• _What to do_
Make an exact copy of the records, dropping all pictures.

++++++++

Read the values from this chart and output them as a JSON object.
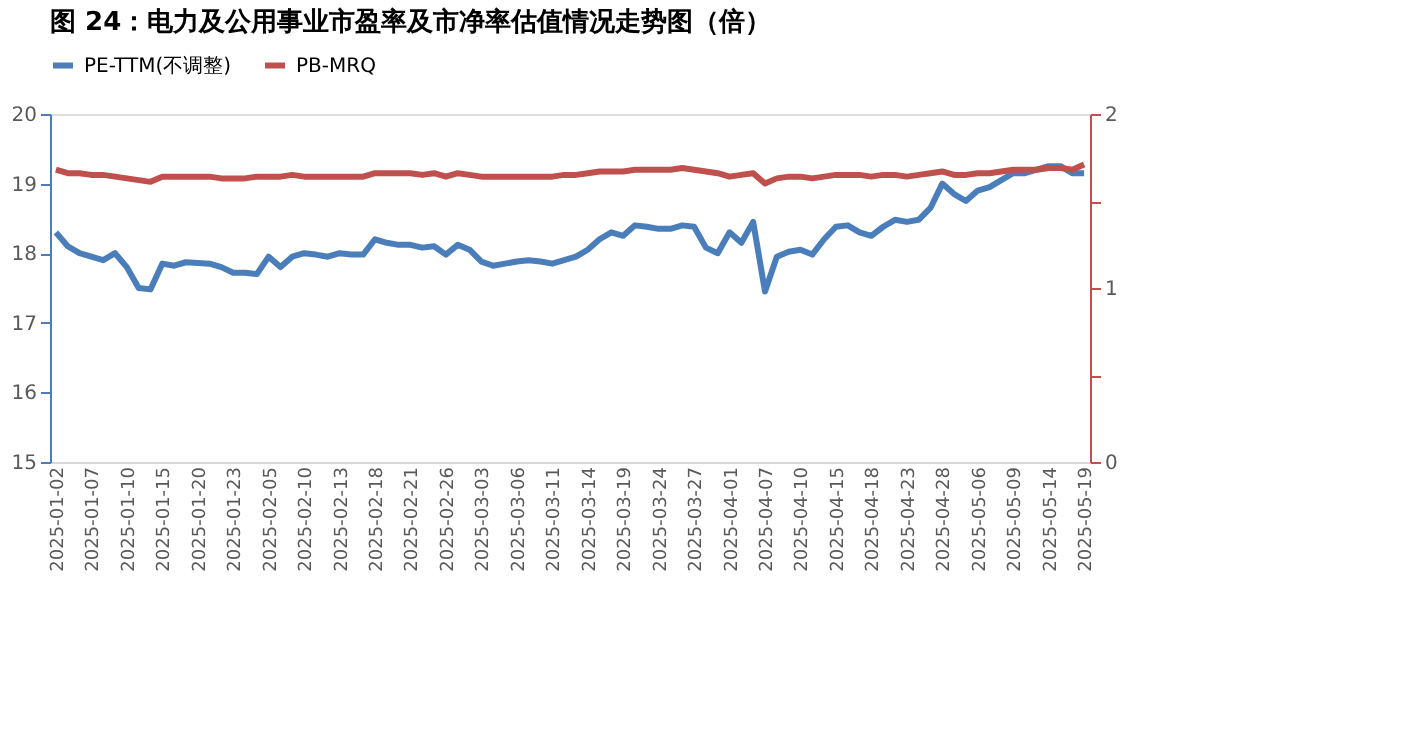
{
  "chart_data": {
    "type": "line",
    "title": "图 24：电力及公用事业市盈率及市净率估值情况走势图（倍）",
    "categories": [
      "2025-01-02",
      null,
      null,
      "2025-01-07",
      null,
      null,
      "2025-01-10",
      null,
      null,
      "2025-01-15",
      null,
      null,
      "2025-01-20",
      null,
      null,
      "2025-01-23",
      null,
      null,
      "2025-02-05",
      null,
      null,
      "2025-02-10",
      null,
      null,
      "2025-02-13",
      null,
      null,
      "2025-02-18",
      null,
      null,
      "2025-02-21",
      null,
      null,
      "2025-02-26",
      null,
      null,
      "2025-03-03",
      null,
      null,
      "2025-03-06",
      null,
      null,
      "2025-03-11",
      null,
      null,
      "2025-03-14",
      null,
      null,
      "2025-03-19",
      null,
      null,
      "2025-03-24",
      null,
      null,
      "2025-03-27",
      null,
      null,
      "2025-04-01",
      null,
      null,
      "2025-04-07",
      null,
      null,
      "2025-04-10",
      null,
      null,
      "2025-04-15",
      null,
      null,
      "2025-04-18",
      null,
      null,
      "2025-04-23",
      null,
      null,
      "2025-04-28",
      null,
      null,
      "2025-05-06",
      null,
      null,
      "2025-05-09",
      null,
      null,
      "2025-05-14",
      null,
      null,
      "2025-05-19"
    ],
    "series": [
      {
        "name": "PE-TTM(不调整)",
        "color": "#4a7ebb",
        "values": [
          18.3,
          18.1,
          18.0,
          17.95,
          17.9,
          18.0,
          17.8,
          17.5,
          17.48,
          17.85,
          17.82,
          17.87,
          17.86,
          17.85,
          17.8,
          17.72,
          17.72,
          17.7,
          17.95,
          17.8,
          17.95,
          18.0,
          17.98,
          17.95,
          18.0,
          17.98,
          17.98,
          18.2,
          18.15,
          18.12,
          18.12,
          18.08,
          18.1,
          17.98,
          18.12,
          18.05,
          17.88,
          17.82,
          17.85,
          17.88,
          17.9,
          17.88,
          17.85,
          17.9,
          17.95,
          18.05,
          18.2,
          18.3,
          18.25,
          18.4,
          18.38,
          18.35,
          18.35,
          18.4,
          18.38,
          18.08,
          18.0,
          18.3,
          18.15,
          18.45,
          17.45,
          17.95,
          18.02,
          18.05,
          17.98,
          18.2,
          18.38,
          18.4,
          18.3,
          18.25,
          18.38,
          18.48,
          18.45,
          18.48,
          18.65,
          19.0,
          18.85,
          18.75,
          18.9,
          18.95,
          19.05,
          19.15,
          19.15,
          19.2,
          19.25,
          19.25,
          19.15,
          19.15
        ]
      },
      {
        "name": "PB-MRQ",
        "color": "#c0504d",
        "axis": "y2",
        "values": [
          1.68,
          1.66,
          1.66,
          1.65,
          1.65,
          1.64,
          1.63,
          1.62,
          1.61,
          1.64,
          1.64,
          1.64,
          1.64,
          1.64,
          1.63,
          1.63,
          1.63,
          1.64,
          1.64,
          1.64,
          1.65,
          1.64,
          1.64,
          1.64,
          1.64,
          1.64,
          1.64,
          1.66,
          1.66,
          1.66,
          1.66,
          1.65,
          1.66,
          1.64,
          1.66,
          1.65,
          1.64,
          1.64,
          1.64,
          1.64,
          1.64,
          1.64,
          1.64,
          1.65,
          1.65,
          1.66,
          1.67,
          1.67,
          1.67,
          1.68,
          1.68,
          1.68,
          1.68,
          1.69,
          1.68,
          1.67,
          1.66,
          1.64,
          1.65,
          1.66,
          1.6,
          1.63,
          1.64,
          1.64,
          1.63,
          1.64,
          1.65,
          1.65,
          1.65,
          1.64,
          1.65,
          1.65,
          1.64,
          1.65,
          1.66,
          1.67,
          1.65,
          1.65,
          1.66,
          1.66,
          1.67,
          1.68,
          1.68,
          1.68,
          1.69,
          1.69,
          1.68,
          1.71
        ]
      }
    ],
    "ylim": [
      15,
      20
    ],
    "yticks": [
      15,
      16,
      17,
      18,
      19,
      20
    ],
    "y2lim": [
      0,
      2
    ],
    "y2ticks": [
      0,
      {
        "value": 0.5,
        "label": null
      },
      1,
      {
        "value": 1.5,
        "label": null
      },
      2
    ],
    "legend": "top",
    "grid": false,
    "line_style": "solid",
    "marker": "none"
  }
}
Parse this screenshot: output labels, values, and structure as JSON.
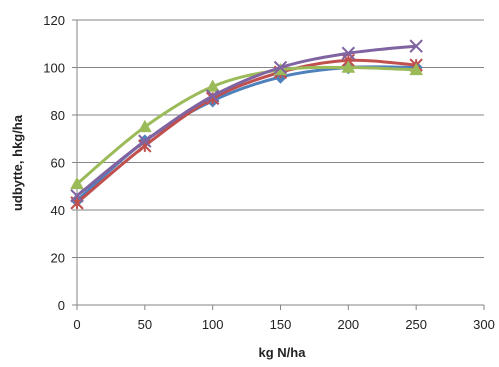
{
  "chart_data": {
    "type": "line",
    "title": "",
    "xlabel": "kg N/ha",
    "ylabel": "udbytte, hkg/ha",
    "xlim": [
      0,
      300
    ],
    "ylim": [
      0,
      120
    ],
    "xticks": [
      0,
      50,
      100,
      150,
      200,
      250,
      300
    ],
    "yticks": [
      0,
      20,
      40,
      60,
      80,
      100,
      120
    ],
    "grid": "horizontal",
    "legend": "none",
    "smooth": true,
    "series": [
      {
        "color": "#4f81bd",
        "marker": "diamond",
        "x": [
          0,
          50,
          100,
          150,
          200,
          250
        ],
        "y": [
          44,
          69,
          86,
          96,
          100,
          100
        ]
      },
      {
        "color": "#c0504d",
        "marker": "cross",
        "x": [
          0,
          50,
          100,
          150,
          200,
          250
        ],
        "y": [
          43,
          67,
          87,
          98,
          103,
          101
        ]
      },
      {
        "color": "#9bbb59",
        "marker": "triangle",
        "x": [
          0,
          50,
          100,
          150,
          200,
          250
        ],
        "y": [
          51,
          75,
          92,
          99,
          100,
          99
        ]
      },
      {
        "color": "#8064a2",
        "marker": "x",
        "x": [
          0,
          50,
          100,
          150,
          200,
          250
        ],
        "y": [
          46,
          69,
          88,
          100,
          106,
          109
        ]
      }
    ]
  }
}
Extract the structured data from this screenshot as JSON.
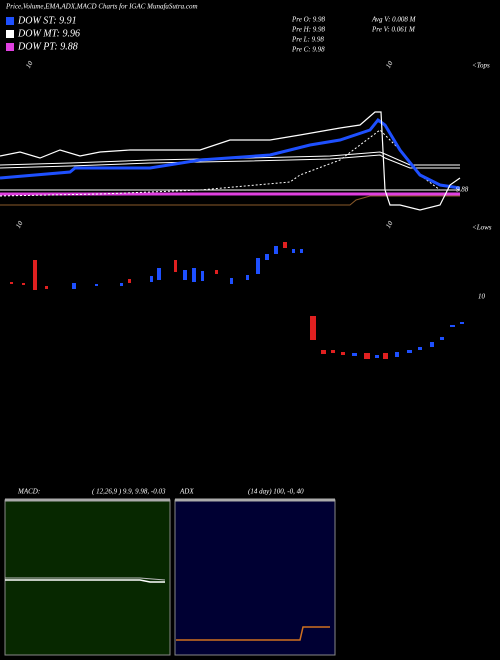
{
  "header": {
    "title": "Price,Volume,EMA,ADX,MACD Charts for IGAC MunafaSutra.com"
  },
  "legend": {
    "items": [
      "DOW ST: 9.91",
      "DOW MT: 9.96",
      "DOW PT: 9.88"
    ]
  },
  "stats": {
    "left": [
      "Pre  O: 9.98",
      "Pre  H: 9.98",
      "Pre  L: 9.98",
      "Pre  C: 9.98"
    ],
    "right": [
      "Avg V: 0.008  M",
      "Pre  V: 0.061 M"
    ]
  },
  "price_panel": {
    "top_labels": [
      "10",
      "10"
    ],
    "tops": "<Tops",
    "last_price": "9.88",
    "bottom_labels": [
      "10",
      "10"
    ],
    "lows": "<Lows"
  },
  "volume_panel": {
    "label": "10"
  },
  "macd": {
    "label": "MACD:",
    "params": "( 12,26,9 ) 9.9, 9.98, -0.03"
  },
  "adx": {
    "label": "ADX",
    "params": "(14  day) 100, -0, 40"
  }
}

++++++++

• _The solution_
Read the values from this chart and output them as a JSON object.
{
  "chart_data": {
    "type": "line",
    "title": "图 24：电力及公用事业市盈率及市净率估值情况走势图（倍）",
    "categories": [
      "2025-01-02",
      null,
      null,
      "2025-01-07",
      null,
      null,
      "2025-01-10",
      null,
      null,
      "2025-01-15",
      null,
      null,
      "2025-01-20",
      null,
      null,
      "2025-01-23",
      null,
      null,
      "2025-02-05",
      null,
      null,
      "2025-02-10",
      null,
      null,
      "2025-02-13",
      null,
      null,
      "2025-02-18",
      null,
      null,
      "2025-02-21",
      null,
      null,
      "2025-02-26",
      null,
      null,
      "2025-03-03",
      null,
      null,
      "2025-03-06",
      null,
      null,
      "2025-03-11",
      null,
      null,
      "2025-03-14",
      null,
      null,
      "2025-03-19",
      null,
      null,
      "2025-03-24",
      null,
      null,
      "2025-03-27",
      null,
      null,
      "2025-04-01",
      null,
      null,
      "2025-04-07",
      null,
      null,
      "2025-04-10",
      null,
      null,
      "2025-04-15",
      null,
      null,
      "2025-04-18",
      null,
      null,
      "2025-04-23",
      null,
      null,
      "2025-04-28",
      null,
      null,
      "2025-05-06",
      null,
      null,
      "2025-05-09",
      null,
      null,
      "2025-05-14",
      null,
      null,
      "2025-05-19"
    ],
    "series": [
      {
        "name": "PE-TTM(不调整)",
        "color": "#4a7ebb",
        "values": [
          18.3,
          18.1,
          18.0,
          17.95,
          17.9,
          18.0,
          17.8,
          17.5,
          17.48,
          17.85,
          17.82,
          17.87,
          17.86,
          17.85,
          17.8,
          17.72,
          17.72,
          17.7,
          17.95,
          17.8,
          17.95,
          18.0,
          17.98,
          17.95,
          18.0,
          17.98,
          17.98,
          18.2,
          18.15,
          18.12,
          18.12,
          18.08,
          18.1,
          17.98,
          18.12,
          18.05,
          17.88,
          17.82,
          17.85,
          17.88,
          17.9,
          17.88,
          17.85,
          17.9,
          17.95,
          18.05,
          18.2,
          18.3,
          18.25,
          18.4,
          18.38,
          18.35,
          18.35,
          18.4,
          18.38,
          18.08,
          18.0,
          18.3,
          18.15,
          18.45,
          17.45,
          17.95,
          18.02,
          18.05,
          17.98,
          18.2,
          18.38,
          18.4,
          18.3,
          18.25,
          18.38,
          18.48,
          18.45,
          18.48,
          18.65,
          19.0,
          18.85,
          18.75,
          18.9,
          18.95,
          19.05,
          19.15,
          19.15,
          19.2,
          19.25,
          19.25,
          19.15,
          19.15
        ]
      },
      {
        "name": "PB-MRQ",
        "color": "#c0504d",
        "axis": "y2",
        "values": [
          1.68,
          1.66,
          1.66,
          1.65,
          1.65,
          1.64,
          1.63,
          1.62,
          1.61,
          1.64,
          1.64,
          1.64,
          1.64,
          1.64,
          1.63,
          1.63,
          1.63,
          1.64,
          1.64,
          1.64,
          1.65,
          1.64,
          1.64,
          1.64,
          1.64,
          1.64,
          1.64,
          1.66,
          1.66,
          1.66,
          1.66,
          1.65,
          1.66,
          1.64,
          1.66,
          1.65,
          1.64,
          1.64,
          1.64,
          1.64,
          1.64,
          1.64,
          1.64,
          1.65,
          1.65,
          1.66,
          1.67,
          1.67,
          1.67,
          1.68,
          1.68,
          1.68,
          1.68,
          1.69,
          1.68,
          1.67,
          1.66,
          1.64,
          1.65,
          1.66,
          1.6,
          1.63,
          1.64,
          1.64,
          1.63,
          1.64,
          1.65,
          1.65,
          1.65,
          1.64,
          1.65,
          1.65,
          1.64,
          1.65,
          1.66,
          1.67,
          1.65,
          1.65,
          1.66,
          1.66,
          1.67,
          1.68,
          1.68,
          1.68,
          1.69,
          1.69,
          1.68,
          1.71
        ]
      }
    ],
    "ylim": [
      15,
      20
    ],
    "yticks": [
      15,
      16,
      17,
      18,
      19,
      20
    ],
    "y2lim": [
      0,
      2
    ],
    "y2ticks": [
      0,
      {
        "value": 0.5,
        "label": null
      },
      1,
      {
        "value": 1.5,
        "label": null
      },
      2
    ],
    "legend": "top",
    "grid": false,
    "line_style": "solid",
    "marker": "none"
  }
}
Parse this screenshot: output labels, values, and structure as JSON.
{
  "chart_data": {
    "type": "line",
    "title": "",
    "xlabel": "kg N/ha",
    "ylabel": "udbytte, hkg/ha",
    "xlim": [
      0,
      300
    ],
    "ylim": [
      0,
      120
    ],
    "xticks": [
      0,
      50,
      100,
      150,
      200,
      250,
      300
    ],
    "yticks": [
      0,
      20,
      40,
      60,
      80,
      100,
      120
    ],
    "grid": "horizontal",
    "legend": "none",
    "smooth": true,
    "series": [
      {
        "color": "#4f81bd",
        "marker": "diamond",
        "x": [
          0,
          50,
          100,
          150,
          200,
          250
        ],
        "y": [
          44,
          69,
          86,
          96,
          100,
          100
        ]
      },
      {
        "color": "#c0504d",
        "marker": "cross",
        "x": [
          0,
          50,
          100,
          150,
          200,
          250
        ],
        "y": [
          43,
          67,
          87,
          98,
          103,
          101
        ]
      },
      {
        "color": "#9bbb59",
        "marker": "triangle",
        "x": [
          0,
          50,
          100,
          150,
          200,
          250
        ],
        "y": [
          51,
          75,
          92,
          99,
          100,
          99
        ]
      },
      {
        "color": "#8064a2",
        "marker": "x",
        "x": [
          0,
          50,
          100,
          150,
          200,
          250
        ],
        "y": [
          46,
          69,
          88,
          100,
          106,
          109
        ]
      }
    ]
  }
}
Extract the structured data from this screenshot as JSON.
{
  "header": {
    "title": "Price,Volume,EMA,ADX,MACD Charts for IGAC MunafaSutra.com"
  },
  "legend": {
    "items": [
      "DOW ST: 9.91",
      "DOW MT: 9.96",
      "DOW PT: 9.88"
    ]
  },
  "stats": {
    "left": [
      "Pre  O: 9.98",
      "Pre  H: 9.98",
      "Pre  L: 9.98",
      "Pre  C: 9.98"
    ],
    "right": [
      "Avg V: 0.008  M",
      "Pre  V: 0.061 M"
    ]
  },
  "price_panel": {
    "top_labels": [
      "10",
      "10"
    ],
    "tops": "<Tops",
    "last_price": "9.88",
    "bottom_labels": [
      "10",
      "10"
    ],
    "lows": "<Lows"
  },
  "volume_panel": {
    "label": "10"
  },
  "macd": {
    "label": "MACD:",
    "params": "( 12,26,9 ) 9.9, 9.98, -0.03"
  },
  "adx": {
    "label": "ADX",
    "params": "(14  day) 100, -0, 40"
  }
}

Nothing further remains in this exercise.